Provided information:

= = = = = = =

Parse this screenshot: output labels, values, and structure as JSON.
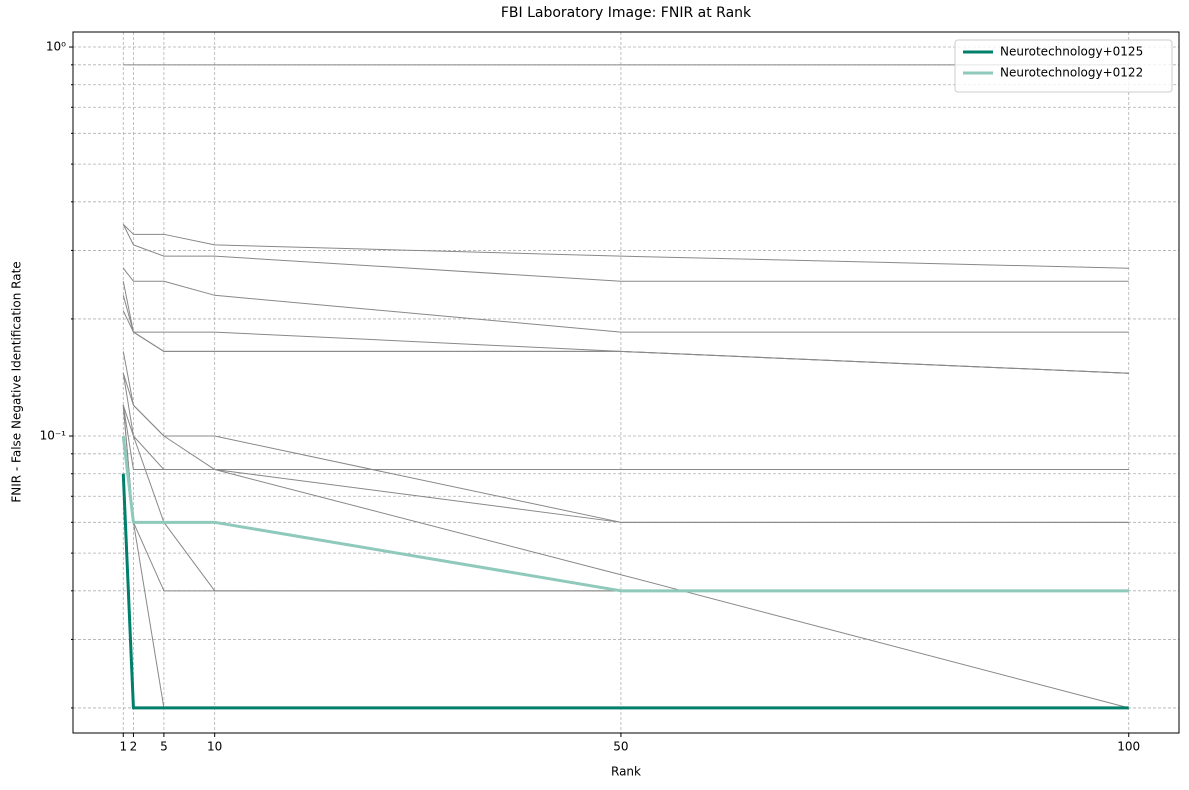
{
  "chart_data": {
    "type": "line",
    "title": "FBI Laboratory Image: FNIR at Rank",
    "xlabel": "Rank",
    "ylabel": "FNIR - False Negative Identification Rate",
    "x": [
      1,
      2,
      5,
      10,
      50,
      100
    ],
    "xlim": [
      -3.95,
      104.95
    ],
    "xticks": [
      1,
      2,
      5,
      10,
      50,
      100
    ],
    "ylim": [
      0.01724,
      1.093
    ],
    "yscale": "log",
    "yticks": [
      {
        "value": 0.1,
        "label": "10⁻¹"
      },
      {
        "value": 1,
        "label": "10⁰"
      }
    ],
    "yminorticks": [
      0.02,
      0.03,
      0.04,
      0.05,
      0.06,
      0.07,
      0.08,
      0.09,
      0.2,
      0.3,
      0.4,
      0.5,
      0.6,
      0.7,
      0.8,
      0.9
    ],
    "grid": true,
    "legend": "upper right",
    "series": [
      {
        "color": "#888888",
        "values": [
          0.9,
          0.9,
          0.9,
          0.9,
          0.9,
          0.9
        ]
      },
      {
        "color": "#888888",
        "values": [
          0.35,
          0.33,
          0.33,
          0.31,
          0.29,
          0.27
        ]
      },
      {
        "color": "#888888",
        "values": [
          0.35,
          0.31,
          0.29,
          0.29,
          0.25,
          0.25
        ]
      },
      {
        "color": "#888888",
        "values": [
          0.27,
          0.25,
          0.25,
          0.23,
          0.185,
          0.185
        ]
      },
      {
        "color": "#888888",
        "values": [
          0.25,
          0.185,
          0.185,
          0.185,
          0.165,
          0.145
        ]
      },
      {
        "color": "#888888",
        "values": [
          0.21,
          0.185,
          0.165,
          0.165,
          0.165,
          0.145
        ]
      },
      {
        "color": "#888888",
        "values": [
          0.23,
          0.185,
          0.165,
          0.165,
          0.165,
          0.145
        ]
      },
      {
        "color": "#888888",
        "values": [
          0.145,
          0.12,
          0.1,
          0.1,
          0.06,
          0.06
        ]
      },
      {
        "color": "#888888",
        "values": [
          0.145,
          0.1,
          0.082,
          0.082,
          0.06,
          0.06
        ]
      },
      {
        "color": "#888888",
        "values": [
          0.12,
          0.082,
          0.082,
          0.082,
          0.082,
          0.082
        ]
      },
      {
        "color": "#888888",
        "values": [
          0.165,
          0.12,
          0.1,
          0.082,
          0.044,
          0.02
        ]
      },
      {
        "color": "#888888",
        "values": [
          0.12,
          0.06,
          0.04,
          0.04,
          0.04,
          0.04
        ]
      },
      {
        "color": "#888888",
        "values": [
          0.12,
          0.06,
          0.02,
          0.02,
          0.02,
          0.02
        ]
      },
      {
        "color": "#888888",
        "values": [
          0.12,
          0.1,
          0.06,
          0.04,
          0.04,
          0.04
        ]
      },
      {
        "name": "Neurotechnology+0125",
        "color": "#007f6b",
        "width": 3,
        "values": [
          0.08,
          0.02,
          0.02,
          0.02,
          0.02,
          0.02
        ]
      },
      {
        "name": "Neurotechnology+0122",
        "color": "#8ec9bb",
        "width": 3,
        "values": [
          0.1,
          0.06,
          0.06,
          0.06,
          0.04,
          0.04
        ]
      }
    ]
  }
}
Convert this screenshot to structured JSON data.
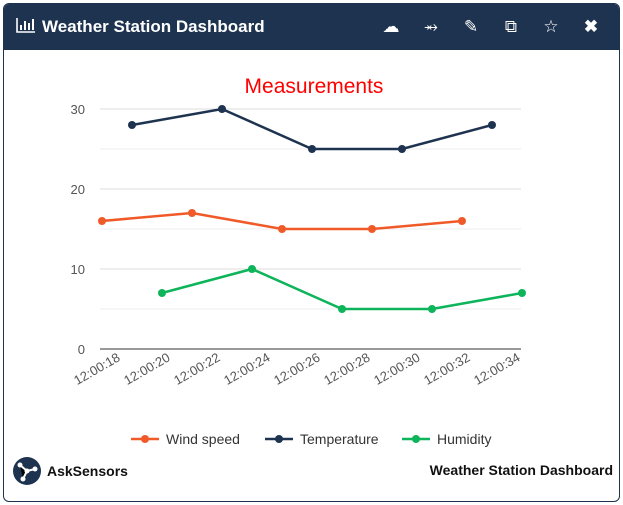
{
  "header": {
    "title": "Weather Station Dashboard",
    "icons": [
      "bar-chart-icon",
      "cloud-download-icon",
      "share-icon",
      "edit-icon",
      "copy-icon",
      "star-icon",
      "close-icon"
    ]
  },
  "chart_data": {
    "type": "line",
    "title": "Measurements",
    "title_color": "#ff0000",
    "xlabel": "",
    "ylabel": "",
    "ylim": [
      0,
      30
    ],
    "yticks": [
      "0",
      "10",
      "20",
      "30"
    ],
    "xticks": [
      "12:00:18",
      "12:00:20",
      "12:00:22",
      "12:00:24",
      "12:00:26",
      "12:00:28",
      "12:00:30",
      "12:00:32",
      "12:00:34"
    ],
    "grid": true,
    "legend": "bottom",
    "series": [
      {
        "name": "Wind speed",
        "color": "#f05a28",
        "x": [
          "12:00:17.4",
          "12:00:21.0",
          "12:00:24.6",
          "12:00:28.2",
          "12:00:31.8"
        ],
        "values": [
          16,
          17,
          15,
          15,
          16
        ]
      },
      {
        "name": "Temperature",
        "color": "#1e3350",
        "x": [
          "12:00:18.6",
          "12:00:22.2",
          "12:00:25.8",
          "12:00:29.4",
          "12:00:33.0"
        ],
        "values": [
          28,
          30,
          25,
          25,
          28
        ]
      },
      {
        "name": "Humidity",
        "color": "#0db45a",
        "x": [
          "12:00:19.8",
          "12:00:23.4",
          "12:00:27.0",
          "12:00:30.6",
          "12:00:34.2"
        ],
        "values": [
          7,
          10,
          5,
          5,
          7
        ]
      }
    ]
  },
  "footer": {
    "brand": "AskSensors",
    "title": "Weather Station Dashboard"
  }
}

= = = = = = =

Aim of the exercise:
Repeat every record precisely. Any picture among them stays out of the copy.

Response to the exercise:
Parse this screenshot: output labels, values, and structure as JSON.
{
  "chart_data": {
    "type": "line",
    "title": "FBI Laboratory Image: FNIR at Rank",
    "xlabel": "Rank",
    "ylabel": "FNIR - False Negative Identification Rate",
    "x": [
      1,
      2,
      5,
      10,
      50,
      100
    ],
    "xlim": [
      -3.95,
      104.95
    ],
    "xticks": [
      1,
      2,
      5,
      10,
      50,
      100
    ],
    "ylim": [
      0.01724,
      1.093
    ],
    "yscale": "log",
    "yticks": [
      {
        "value": 0.1,
        "label": "10⁻¹"
      },
      {
        "value": 1,
        "label": "10⁰"
      }
    ],
    "yminorticks": [
      0.02,
      0.03,
      0.04,
      0.05,
      0.06,
      0.07,
      0.08,
      0.09,
      0.2,
      0.3,
      0.4,
      0.5,
      0.6,
      0.7,
      0.8,
      0.9
    ],
    "grid": true,
    "legend": "upper right",
    "series": [
      {
        "color": "#888888",
        "values": [
          0.9,
          0.9,
          0.9,
          0.9,
          0.9,
          0.9
        ]
      },
      {
        "color": "#888888",
        "values": [
          0.35,
          0.33,
          0.33,
          0.31,
          0.29,
          0.27
        ]
      },
      {
        "color": "#888888",
        "values": [
          0.35,
          0.31,
          0.29,
          0.29,
          0.25,
          0.25
        ]
      },
      {
        "color": "#888888",
        "values": [
          0.27,
          0.25,
          0.25,
          0.23,
          0.185,
          0.185
        ]
      },
      {
        "color": "#888888",
        "values": [
          0.25,
          0.185,
          0.185,
          0.185,
          0.165,
          0.145
        ]
      },
      {
        "color": "#888888",
        "values": [
          0.21,
          0.185,
          0.165,
          0.165,
          0.165,
          0.145
        ]
      },
      {
        "color": "#888888",
        "values": [
          0.23,
          0.185,
          0.165,
          0.165,
          0.165,
          0.145
        ]
      },
      {
        "color": "#888888",
        "values": [
          0.145,
          0.12,
          0.1,
          0.1,
          0.06,
          0.06
        ]
      },
      {
        "color": "#888888",
        "values": [
          0.145,
          0.1,
          0.082,
          0.082,
          0.06,
          0.06
        ]
      },
      {
        "color": "#888888",
        "values": [
          0.12,
          0.082,
          0.082,
          0.082,
          0.082,
          0.082
        ]
      },
      {
        "color": "#888888",
        "values": [
          0.165,
          0.12,
          0.1,
          0.082,
          0.044,
          0.02
        ]
      },
      {
        "color": "#888888",
        "values": [
          0.12,
          0.06,
          0.04,
          0.04,
          0.04,
          0.04
        ]
      },
      {
        "color": "#888888",
        "values": [
          0.12,
          0.06,
          0.02,
          0.02,
          0.02,
          0.02
        ]
      },
      {
        "color": "#888888",
        "values": [
          0.12,
          0.1,
          0.06,
          0.04,
          0.04,
          0.04
        ]
      },
      {
        "name": "Neurotechnology+0125",
        "color": "#007f6b",
        "width": 3,
        "values": [
          0.08,
          0.02,
          0.02,
          0.02,
          0.02,
          0.02
        ]
      },
      {
        "name": "Neurotechnology+0122",
        "color": "#8ec9bb",
        "width": 3,
        "values": [
          0.1,
          0.06,
          0.06,
          0.06,
          0.04,
          0.04
        ]
      }
    ]
  }
}
Convert this screenshot to structured JSON data.
{
  "header": {
    "title": "Weather Station Dashboard",
    "icons": [
      "bar-chart-icon",
      "cloud-download-icon",
      "share-icon",
      "edit-icon",
      "copy-icon",
      "star-icon",
      "close-icon"
    ]
  },
  "chart_data": {
    "type": "line",
    "title": "Measurements",
    "title_color": "#ff0000",
    "xlabel": "",
    "ylabel": "",
    "ylim": [
      0,
      30
    ],
    "yticks": [
      "0",
      "10",
      "20",
      "30"
    ],
    "xticks": [
      "12:00:18",
      "12:00:20",
      "12:00:22",
      "12:00:24",
      "12:00:26",
      "12:00:28",
      "12:00:30",
      "12:00:32",
      "12:00:34"
    ],
    "grid": true,
    "legend": "bottom",
    "series": [
      {
        "name": "Wind speed",
        "color": "#f05a28",
        "x": [
          "12:00:17.4",
          "12:00:21.0",
          "12:00:24.6",
          "12:00:28.2",
          "12:00:31.8"
        ],
        "values": [
          16,
          17,
          15,
          15,
          16
        ]
      },
      {
        "name": "Temperature",
        "color": "#1e3350",
        "x": [
          "12:00:18.6",
          "12:00:22.2",
          "12:00:25.8",
          "12:00:29.4",
          "12:00:33.0"
        ],
        "values": [
          28,
          30,
          25,
          25,
          28
        ]
      },
      {
        "name": "Humidity",
        "color": "#0db45a",
        "x": [
          "12:00:19.8",
          "12:00:23.4",
          "12:00:27.0",
          "12:00:30.6",
          "12:00:34.2"
        ],
        "values": [
          7,
          10,
          5,
          5,
          7
        ]
      }
    ]
  },
  "footer": {
    "brand": "AskSensors",
    "title": "Weather Station Dashboard"
  }
}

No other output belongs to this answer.